- To do
1. Copy the Centro San Justo article word for word from "The diocese has" to "in Puerto Rico.".
2. Carry the article about Centro San Justo forward from its last sentence.
## Begin Provided text
By Lynette Wilson for Episcopal News Service
Tucked behind the Epsicopal Diocese of Puerto Rico’s administrative offices in Trujillo Alto, an increasingly mixed income municipality within metropolitan San Juan, sits Centro San Justo, a two-story education and childcare center serving 140 students aged 2 months to 5 years old.
Centro San Justo, or Saint Just Center, operates 50 weeks a year from 6 a.m. to 5:30 p.m., an accommodating schedule that allows working parents, many of whom single mothers, a flexible, holistic childcare option. Saint Just is part of VIDAS, Episcopal Social Services, Inc., the social services arm of the Diocese of Puerto Rico, which seeks to respond to the needs of individuals and families offering integrated services aimed at providing a better quality of life.
The diocese has a long history of providing health and social services on the island, and continues to grow and expand its services in what is a critical time in Puerto Rico.
## End Provided text
## Begin Given material
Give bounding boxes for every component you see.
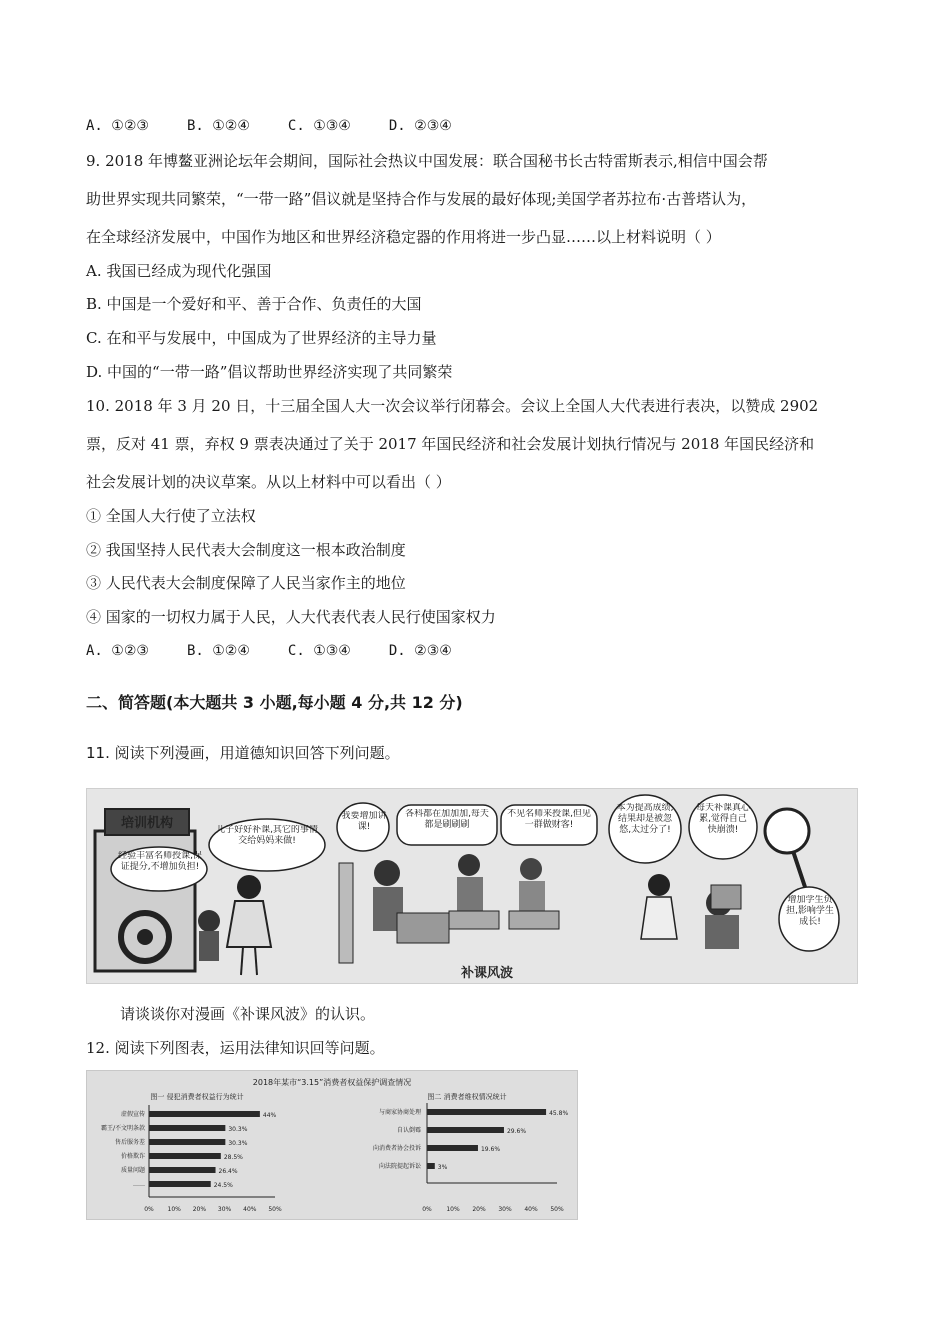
## End Given material
- Results for the exercise
1.
The diocese has a long history of providing health and social services on the island, and continues to grow and expand its services in what is a critical time in Puerto Rico.

2.
In recent years, Puerto Rico, a U.S. territory whose residents are American citizens, has experienced record outward migration owing to an entrenched recession dating to 2006 and its complicated economic relationship with the United States. In recent months, Puerto Rico’s $72 billion debt crisis and its inability to declare bankruptcy because of its territorial status has repeatedly made headlines and drawn comparisons with Greece. In early August, the first time in its history, Puerto Rico defaulted on its payment to bondholders.
“Three hundred thousand people have left,” said Bishop Wilfrido Ramos Orench, who became the diocese’s provisional bishop in March 2014.
On Aug. 8, Ramos issued a letter calling on the churches to come together to address the economic crisis, calling it the worst economic and social crisis since the Great Depression of the 1930s. The letter gives a brief overview of Puerto Rico’s economic history beginning with World War II and ending with the 2005 expiration of a section of Internal Revenue Code that offered U.S.-based companies federal tax exemptions on income earned in Puerto Rico. Congress enacted the exemption in 1976 to increase economic development.
“In this moment, it’s clearer than ever, that we are experiencing a serious structural crisis in our neoliberal economic model,” wrote Ramos in the letter. “Our economy is not growing, it’s stagnant. The country has accumulated a large amount of public debt and does not have the capacity to collect the funds necessary to pay it.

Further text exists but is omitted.